• Task description: Send back the entries below exactly as they appear.

• Provided material:
********

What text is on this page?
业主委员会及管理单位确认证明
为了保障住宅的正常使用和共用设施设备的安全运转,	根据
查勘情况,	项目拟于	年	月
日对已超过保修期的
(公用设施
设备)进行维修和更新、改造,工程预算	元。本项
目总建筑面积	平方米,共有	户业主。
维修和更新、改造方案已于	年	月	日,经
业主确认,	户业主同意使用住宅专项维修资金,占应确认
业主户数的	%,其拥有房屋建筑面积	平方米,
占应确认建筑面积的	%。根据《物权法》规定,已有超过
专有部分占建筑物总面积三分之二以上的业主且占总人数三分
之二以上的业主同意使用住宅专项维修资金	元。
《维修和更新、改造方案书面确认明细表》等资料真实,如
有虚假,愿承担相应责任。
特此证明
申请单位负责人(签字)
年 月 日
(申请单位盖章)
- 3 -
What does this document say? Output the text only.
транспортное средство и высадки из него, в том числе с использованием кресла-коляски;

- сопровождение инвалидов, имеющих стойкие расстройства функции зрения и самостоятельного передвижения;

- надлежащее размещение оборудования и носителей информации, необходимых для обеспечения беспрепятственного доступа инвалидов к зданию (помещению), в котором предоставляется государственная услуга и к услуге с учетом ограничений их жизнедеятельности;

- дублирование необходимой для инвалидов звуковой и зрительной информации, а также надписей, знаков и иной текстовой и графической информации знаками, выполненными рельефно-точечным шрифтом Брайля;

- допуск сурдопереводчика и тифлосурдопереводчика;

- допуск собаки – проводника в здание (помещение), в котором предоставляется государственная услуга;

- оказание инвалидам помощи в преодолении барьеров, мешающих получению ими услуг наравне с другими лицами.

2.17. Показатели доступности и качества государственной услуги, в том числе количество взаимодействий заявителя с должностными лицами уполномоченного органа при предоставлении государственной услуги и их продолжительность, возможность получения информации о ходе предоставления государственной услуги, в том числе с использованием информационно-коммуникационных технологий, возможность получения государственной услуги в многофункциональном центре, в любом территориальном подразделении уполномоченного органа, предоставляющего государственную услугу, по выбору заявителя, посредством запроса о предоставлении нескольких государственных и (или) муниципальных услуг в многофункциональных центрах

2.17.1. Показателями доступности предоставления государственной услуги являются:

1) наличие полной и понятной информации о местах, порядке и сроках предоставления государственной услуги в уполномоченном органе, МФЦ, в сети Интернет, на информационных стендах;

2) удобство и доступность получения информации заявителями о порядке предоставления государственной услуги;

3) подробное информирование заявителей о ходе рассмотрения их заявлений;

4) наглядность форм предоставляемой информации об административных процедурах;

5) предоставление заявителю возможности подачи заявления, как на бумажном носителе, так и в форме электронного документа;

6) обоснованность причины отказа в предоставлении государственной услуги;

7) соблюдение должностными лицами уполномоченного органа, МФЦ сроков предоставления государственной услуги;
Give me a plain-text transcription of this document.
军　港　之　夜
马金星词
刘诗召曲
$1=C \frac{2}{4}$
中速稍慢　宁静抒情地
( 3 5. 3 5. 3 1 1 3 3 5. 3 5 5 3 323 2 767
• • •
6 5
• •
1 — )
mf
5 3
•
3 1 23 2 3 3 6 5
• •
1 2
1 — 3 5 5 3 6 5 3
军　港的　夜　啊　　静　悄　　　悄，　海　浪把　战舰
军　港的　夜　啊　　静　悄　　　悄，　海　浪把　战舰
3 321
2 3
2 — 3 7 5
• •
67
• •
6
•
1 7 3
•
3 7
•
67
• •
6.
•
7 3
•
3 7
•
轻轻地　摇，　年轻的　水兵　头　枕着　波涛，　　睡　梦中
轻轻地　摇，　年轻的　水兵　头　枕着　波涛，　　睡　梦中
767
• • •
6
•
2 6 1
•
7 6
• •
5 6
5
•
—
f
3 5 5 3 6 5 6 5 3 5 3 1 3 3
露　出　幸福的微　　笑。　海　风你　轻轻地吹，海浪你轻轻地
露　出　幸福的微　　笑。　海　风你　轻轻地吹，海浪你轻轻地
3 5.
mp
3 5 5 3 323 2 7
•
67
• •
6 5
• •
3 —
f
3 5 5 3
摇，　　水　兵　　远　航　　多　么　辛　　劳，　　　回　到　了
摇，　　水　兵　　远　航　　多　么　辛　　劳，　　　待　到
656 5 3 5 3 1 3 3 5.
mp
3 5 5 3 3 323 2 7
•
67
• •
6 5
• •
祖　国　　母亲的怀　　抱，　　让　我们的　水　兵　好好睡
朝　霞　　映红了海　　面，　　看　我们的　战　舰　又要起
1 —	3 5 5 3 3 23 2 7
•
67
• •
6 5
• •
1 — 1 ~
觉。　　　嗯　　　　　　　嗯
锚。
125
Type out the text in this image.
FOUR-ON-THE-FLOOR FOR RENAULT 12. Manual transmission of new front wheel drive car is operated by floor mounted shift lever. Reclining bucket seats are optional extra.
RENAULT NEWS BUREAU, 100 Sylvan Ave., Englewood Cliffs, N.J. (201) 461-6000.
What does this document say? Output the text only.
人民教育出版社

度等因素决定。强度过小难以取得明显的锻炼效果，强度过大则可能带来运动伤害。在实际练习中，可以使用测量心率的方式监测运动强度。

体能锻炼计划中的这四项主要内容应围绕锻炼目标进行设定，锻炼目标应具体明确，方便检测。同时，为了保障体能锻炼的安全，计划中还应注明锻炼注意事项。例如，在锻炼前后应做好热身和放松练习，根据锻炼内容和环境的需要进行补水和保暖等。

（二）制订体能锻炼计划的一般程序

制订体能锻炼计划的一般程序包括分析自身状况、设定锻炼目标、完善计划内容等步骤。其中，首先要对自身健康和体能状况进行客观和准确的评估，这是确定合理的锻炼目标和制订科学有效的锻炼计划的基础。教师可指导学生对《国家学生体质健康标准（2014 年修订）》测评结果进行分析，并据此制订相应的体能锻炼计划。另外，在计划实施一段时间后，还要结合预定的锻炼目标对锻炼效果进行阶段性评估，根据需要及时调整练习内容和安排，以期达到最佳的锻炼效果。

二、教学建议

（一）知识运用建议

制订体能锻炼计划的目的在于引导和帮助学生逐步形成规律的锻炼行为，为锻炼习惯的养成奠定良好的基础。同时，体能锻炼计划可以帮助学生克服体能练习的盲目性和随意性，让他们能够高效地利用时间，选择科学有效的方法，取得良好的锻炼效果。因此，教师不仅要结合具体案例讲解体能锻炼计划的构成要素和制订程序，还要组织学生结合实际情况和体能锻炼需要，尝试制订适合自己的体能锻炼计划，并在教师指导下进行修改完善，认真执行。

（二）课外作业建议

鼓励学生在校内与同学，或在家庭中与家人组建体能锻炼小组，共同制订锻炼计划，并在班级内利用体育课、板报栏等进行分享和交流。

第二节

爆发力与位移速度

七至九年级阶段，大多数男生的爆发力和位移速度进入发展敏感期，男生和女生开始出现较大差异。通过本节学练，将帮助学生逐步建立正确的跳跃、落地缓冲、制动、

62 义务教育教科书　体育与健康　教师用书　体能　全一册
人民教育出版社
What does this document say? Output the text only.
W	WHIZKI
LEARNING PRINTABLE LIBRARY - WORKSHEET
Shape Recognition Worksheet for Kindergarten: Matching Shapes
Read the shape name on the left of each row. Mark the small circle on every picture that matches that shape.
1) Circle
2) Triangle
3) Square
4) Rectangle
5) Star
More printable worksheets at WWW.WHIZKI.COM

********

• Answer to the problem:
What text is on this page?
业主委员会及管理单位确认证明
为了保障住宅的正常使用和共用设施设备的安全运转,	根据
查勘情况,	项目拟于	年	月
日对已超过保修期的
(公用设施
设备)进行维修和更新、改造,工程预算	元。本项
目总建筑面积	平方米,共有	户业主。
维修和更新、改造方案已于	年	月	日,经
业主确认,	户业主同意使用住宅专项维修资金,占应确认
业主户数的	%,其拥有房屋建筑面积	平方米,
占应确认建筑面积的	%。根据《物权法》规定,已有超过
专有部分占建筑物总面积三分之二以上的业主且占总人数三分
之二以上的业主同意使用住宅专项维修资金	元。
《维修和更新、改造方案书面确认明细表》等资料真实,如
有虚假,愿承担相应责任。
特此证明
申请单位负责人(签字)
年 月 日
(申请单位盖章)
- 3 -
What does this document say? Output the text only.
транспортное средство и высадки из него, в том числе с использованием кресла-коляски;

- сопровождение инвалидов, имеющих стойкие расстройства функции зрения и самостоятельного передвижения;

- надлежащее размещение оборудования и носителей информации, необходимых для обеспечения беспрепятственного доступа инвалидов к зданию (помещению), в котором предоставляется государственная услуга и к услуге с учетом ограничений их жизнедеятельности;

- дублирование необходимой для инвалидов звуковой и зрительной информации, а также надписей, знаков и иной текстовой и графической информации знаками, выполненными рельефно-точечным шрифтом Брайля;

- допуск сурдопереводчика и тифлосурдопереводчика;

- допуск собаки – проводника в здание (помещение), в котором предоставляется государственная услуга;

- оказание инвалидам помощи в преодолении барьеров, мешающих получению ими услуг наравне с другими лицами.

2.17. Показатели доступности и качества государственной услуги, в том числе количество взаимодействий заявителя с должностными лицами уполномоченного органа при предоставлении государственной услуги и их продолжительность, возможность получения информации о ходе предоставления государственной услуги, в том числе с использованием информационно-коммуникационных технологий, возможность получения государственной услуги в многофункциональном центре, в любом территориальном подразделении уполномоченного органа, предоставляющего государственную услугу, по выбору заявителя, посредством запроса о предоставлении нескольких государственных и (или) муниципальных услуг в многофункциональных центрах

2.17.1. Показателями доступности предоставления государственной услуги являются:

1) наличие полной и понятной информации о местах, порядке и сроках предоставления государственной услуги в уполномоченном органе, МФЦ, в сети Интернет, на информационных стендах;

2) удобство и доступность получения информации заявителями о порядке предоставления государственной услуги;

3) подробное информирование заявителей о ходе рассмотрения их заявлений;

4) наглядность форм предоставляемой информации об административных процедурах;

5) предоставление заявителю возможности подачи заявления, как на бумажном носителе, так и в форме электронного документа;

6) обоснованность причины отказа в предоставлении государственной услуги;

7) соблюдение должностными лицами уполномоченного органа, МФЦ сроков предоставления государственной услуги;
Give me a plain-text transcription of this document.
军　港　之　夜
马金星词
刘诗召曲
$1=C \frac{2}{4}$
中速稍慢　宁静抒情地
( 3 5. 3 5. 3 1 1 3 3 5. 3 5 5 3 323 2 767
• • •
6 5
• •
1 — )
mf
5 3
•
3 1 23 2 3 3 6 5
• •
1 2
1 — 3 5 5 3 6 5 3
军　港的　夜　啊　　静　悄　　　悄，　海　浪把　战舰
军　港的　夜　啊　　静　悄　　　悄，　海　浪把　战舰
3 321
2 3
2 — 3 7 5
• •
67
• •
6
•
1 7 3
•
3 7
•
67
• •
6.
•
7 3
•
3 7
•
轻轻地　摇，　年轻的　水兵　头　枕着　波涛，　　睡　梦中
轻轻地　摇，　年轻的　水兵　头　枕着　波涛，　　睡　梦中
767
• • •
6
•
2 6 1
•
7 6
• •
5 6
5
•
—
f
3 5 5 3 6 5 6 5 3 5 3 1 3 3
露　出　幸福的微　　笑。　海　风你　轻轻地吹，海浪你轻轻地
露　出　幸福的微　　笑。　海　风你　轻轻地吹，海浪你轻轻地
3 5.
mp
3 5 5 3 323 2 7
•
67
• •
6 5
• •
3 —
f
3 5 5 3
摇，　　水　兵　　远　航　　多　么　辛　　劳，　　　回　到　了
摇，　　水　兵　　远　航　　多　么　辛　　劳，　　　待　到
656 5 3 5 3 1 3 3 5.
mp
3 5 5 3 3 323 2 7
•
67
• •
6 5
• •
祖　国　　母亲的怀　　抱，　　让　我们的　水　兵　好好睡
朝　霞　　映红了海　　面，　　看　我们的　战　舰　又要起
1 —	3 5 5 3 3 23 2 7
•
67
• •
6 5
• •
1 — 1 ~
觉。　　　嗯　　　　　　　嗯
锚。
125
Type out the text in this image.
FOUR-ON-THE-FLOOR FOR RENAULT 12. Manual transmission of new front wheel drive car is operated by floor mounted shift lever. Reclining bucket seats are optional extra.
RENAULT NEWS BUREAU, 100 Sylvan Ave., Englewood Cliffs, N.J. (201) 461-6000.
What does this document say? Output the text only.
人民教育出版社

度等因素决定。强度过小难以取得明显的锻炼效果，强度过大则可能带来运动伤害。在实际练习中，可以使用测量心率的方式监测运动强度。

体能锻炼计划中的这四项主要内容应围绕锻炼目标进行设定，锻炼目标应具体明确，方便检测。同时，为了保障体能锻炼的安全，计划中还应注明锻炼注意事项。例如，在锻炼前后应做好热身和放松练习，根据锻炼内容和环境的需要进行补水和保暖等。

（二）制订体能锻炼计划的一般程序

制订体能锻炼计划的一般程序包括分析自身状况、设定锻炼目标、完善计划内容等步骤。其中，首先要对自身健康和体能状况进行客观和准确的评估，这是确定合理的锻炼目标和制订科学有效的锻炼计划的基础。教师可指导学生对《国家学生体质健康标准（2014 年修订）》测评结果进行分析，并据此制订相应的体能锻炼计划。另外，在计划实施一段时间后，还要结合预定的锻炼目标对锻炼效果进行阶段性评估，根据需要及时调整练习内容和安排，以期达到最佳的锻炼效果。

二、教学建议

（一）知识运用建议

制订体能锻炼计划的目的在于引导和帮助学生逐步形成规律的锻炼行为，为锻炼习惯的养成奠定良好的基础。同时，体能锻炼计划可以帮助学生克服体能练习的盲目性和随意性，让他们能够高效地利用时间，选择科学有效的方法，取得良好的锻炼效果。因此，教师不仅要结合具体案例讲解体能锻炼计划的构成要素和制订程序，还要组织学生结合实际情况和体能锻炼需要，尝试制订适合自己的体能锻炼计划，并在教师指导下进行修改完善，认真执行。

（二）课外作业建议

鼓励学生在校内与同学，或在家庭中与家人组建体能锻炼小组，共同制订锻炼计划，并在班级内利用体育课、板报栏等进行分享和交流。

第二节

爆发力与位移速度

七至九年级阶段，大多数男生的爆发力和位移速度进入发展敏感期，男生和女生开始出现较大差异。通过本节学练，将帮助学生逐步建立正确的跳跃、落地缓冲、制动、

62 义务教育教科书　体育与健康　教师用书　体能　全一册
人民教育出版社
What does this document say? Output the text only.
W	WHIZKI
LEARNING PRINTABLE LIBRARY - WORKSHEET
Shape Recognition Worksheet for Kindergarten: Matching Shapes
Read the shape name on the left of each row. Mark the small circle on every picture that matches that shape.
1) Circle
2) Triangle
3) Square
4) Rectangle
5) Star
More printable worksheets at WWW.WHIZKI.COM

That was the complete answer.